■ Given entries ■
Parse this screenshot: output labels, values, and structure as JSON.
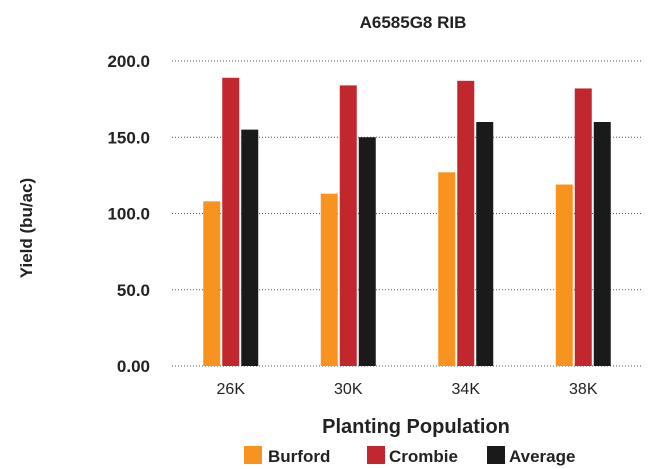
{
  "chart_data": {
    "type": "bar",
    "title": "A6585G8 RIB",
    "xlabel": "Planting Population",
    "ylabel": "Yield (bu/ac)",
    "categories": [
      "26K",
      "30K",
      "34K",
      "38K"
    ],
    "series": [
      {
        "name": "Burford",
        "color": "#f7931e",
        "values": [
          108,
          113,
          127,
          119
        ]
      },
      {
        "name": "Crombie",
        "color": "#c1272d",
        "values": [
          189,
          184,
          187,
          182
        ]
      },
      {
        "name": "Average",
        "color": "#1a1a1a",
        "values": [
          155,
          150,
          160,
          160
        ]
      }
    ],
    "ylim": [
      0,
      200
    ],
    "yticks": [
      0,
      50,
      100,
      150,
      200
    ],
    "ytick_labels": [
      "0.00",
      "50.0",
      "100.0",
      "150.0",
      "200.0"
    ],
    "grid": true,
    "legend_position": "bottom"
  }
}
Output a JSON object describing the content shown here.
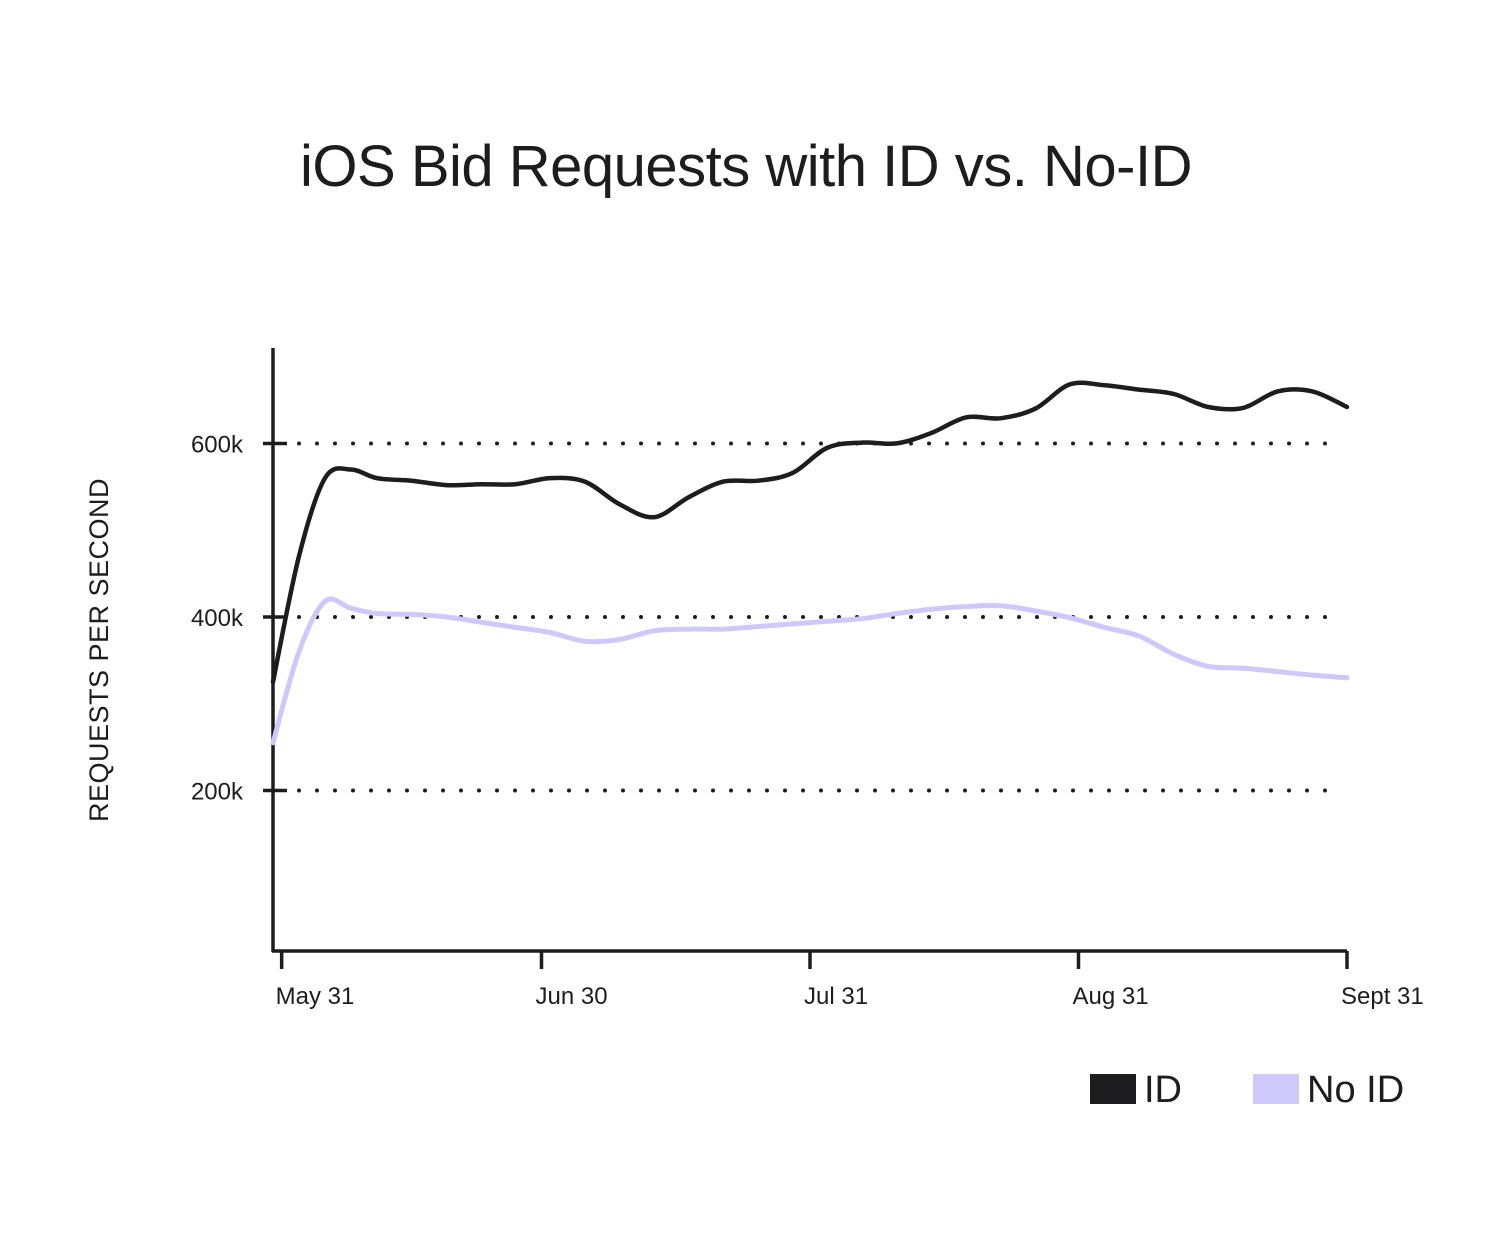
{
  "chart_data": {
    "type": "line",
    "title": "iOS Bid Requests with ID vs. No-ID",
    "xlabel": "",
    "ylabel": "REQUESTS PER SECOND",
    "x_ticks": [
      "May 31",
      "Jun 30",
      "Jul 31",
      "Aug 31",
      "Sept 31"
    ],
    "y_ticks": [
      {
        "label": "200k",
        "value": 200000
      },
      {
        "label": "400k",
        "value": 400000
      },
      {
        "label": "600k",
        "value": 600000
      }
    ],
    "ylim": [
      15000,
      710000
    ],
    "grid": "horizontal dotted",
    "legend_position": "bottom-right",
    "x": [
      "May 30",
      "Jun 2",
      "Jun 5",
      "Jun 8",
      "Jun 11",
      "Jun 15",
      "Jun 19",
      "Jun 23",
      "Jun 27",
      "Jul 1",
      "Jul 5",
      "Jul 9",
      "Jul 13",
      "Jul 17",
      "Jul 21",
      "Jul 25",
      "Jul 29",
      "Aug 2",
      "Aug 6",
      "Aug 10",
      "Aug 14",
      "Aug 18",
      "Aug 22",
      "Aug 26",
      "Aug 30",
      "Sep 3",
      "Sep 7",
      "Sep 11",
      "Sep 15",
      "Sep 19",
      "Sep 23",
      "Sep 27",
      "Oct 1"
    ],
    "series": [
      {
        "name": "ID",
        "color": "#1d1c1f",
        "values": [
          325000,
          470000,
          560000,
          570000,
          560000,
          557000,
          552000,
          553000,
          553000,
          560000,
          556000,
          530000,
          515000,
          538000,
          556000,
          557000,
          566000,
          595000,
          601000,
          600000,
          612000,
          630000,
          629000,
          640000,
          668000,
          667000,
          662000,
          657000,
          642000,
          641000,
          660000,
          660000,
          642000
        ]
      },
      {
        "name": "No ID",
        "color": "#cfc8fb",
        "values": [
          255000,
          360000,
          418000,
          410000,
          404000,
          403000,
          400000,
          394000,
          388000,
          382000,
          372000,
          374000,
          384000,
          386000,
          386000,
          389000,
          392000,
          395000,
          398000,
          404000,
          409000,
          412000,
          413000,
          407000,
          399000,
          388000,
          378000,
          357000,
          343000,
          341000,
          337000,
          333000,
          330000
        ]
      }
    ]
  }
}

■ Directions for this task ■
Extract all the entries word for word; omit any pictures.

■ The result ■
Parse this screenshot: output labels, values, and structure as JSON.
{
  "chart_data": {
    "type": "bar",
    "title": "A6585G8 RIB",
    "xlabel": "Planting Population",
    "ylabel": "Yield (bu/ac)",
    "categories": [
      "26K",
      "30K",
      "34K",
      "38K"
    ],
    "series": [
      {
        "name": "Burford",
        "color": "#f7931e",
        "values": [
          108,
          113,
          127,
          119
        ]
      },
      {
        "name": "Crombie",
        "color": "#c1272d",
        "values": [
          189,
          184,
          187,
          182
        ]
      },
      {
        "name": "Average",
        "color": "#1a1a1a",
        "values": [
          155,
          150,
          160,
          160
        ]
      }
    ],
    "ylim": [
      0,
      200
    ],
    "yticks": [
      0,
      50,
      100,
      150,
      200
    ],
    "ytick_labels": [
      "0.00",
      "50.0",
      "100.0",
      "150.0",
      "200.0"
    ],
    "grid": true,
    "legend_position": "bottom"
  }
}
Output a JSON object describing the content shown here.
{
  "chart_data": {
    "type": "line",
    "title": "iOS Bid Requests with ID vs. No-ID",
    "xlabel": "",
    "ylabel": "REQUESTS PER SECOND",
    "x_ticks": [
      "May 31",
      "Jun 30",
      "Jul 31",
      "Aug 31",
      "Sept 31"
    ],
    "y_ticks": [
      {
        "label": "200k",
        "value": 200000
      },
      {
        "label": "400k",
        "value": 400000
      },
      {
        "label": "600k",
        "value": 600000
      }
    ],
    "ylim": [
      15000,
      710000
    ],
    "grid": "horizontal dotted",
    "legend_position": "bottom-right",
    "x": [
      "May 30",
      "Jun 2",
      "Jun 5",
      "Jun 8",
      "Jun 11",
      "Jun 15",
      "Jun 19",
      "Jun 23",
      "Jun 27",
      "Jul 1",
      "Jul 5",
      "Jul 9",
      "Jul 13",
      "Jul 17",
      "Jul 21",
      "Jul 25",
      "Jul 29",
      "Aug 2",
      "Aug 6",
      "Aug 10",
      "Aug 14",
      "Aug 18",
      "Aug 22",
      "Aug 26",
      "Aug 30",
      "Sep 3",
      "Sep 7",
      "Sep 11",
      "Sep 15",
      "Sep 19",
      "Sep 23",
      "Sep 27",
      "Oct 1"
    ],
    "series": [
      {
        "name": "ID",
        "color": "#1d1c1f",
        "values": [
          325000,
          470000,
          560000,
          570000,
          560000,
          557000,
          552000,
          553000,
          553000,
          560000,
          556000,
          530000,
          515000,
          538000,
          556000,
          557000,
          566000,
          595000,
          601000,
          600000,
          612000,
          630000,
          629000,
          640000,
          668000,
          667000,
          662000,
          657000,
          642000,
          641000,
          660000,
          660000,
          642000
        ]
      },
      {
        "name": "No ID",
        "color": "#cfc8fb",
        "values": [
          255000,
          360000,
          418000,
          410000,
          404000,
          403000,
          400000,
          394000,
          388000,
          382000,
          372000,
          374000,
          384000,
          386000,
          386000,
          389000,
          392000,
          395000,
          398000,
          404000,
          409000,
          412000,
          413000,
          407000,
          399000,
          388000,
          378000,
          357000,
          343000,
          341000,
          337000,
          333000,
          330000
        ]
      }
    ]
  }
}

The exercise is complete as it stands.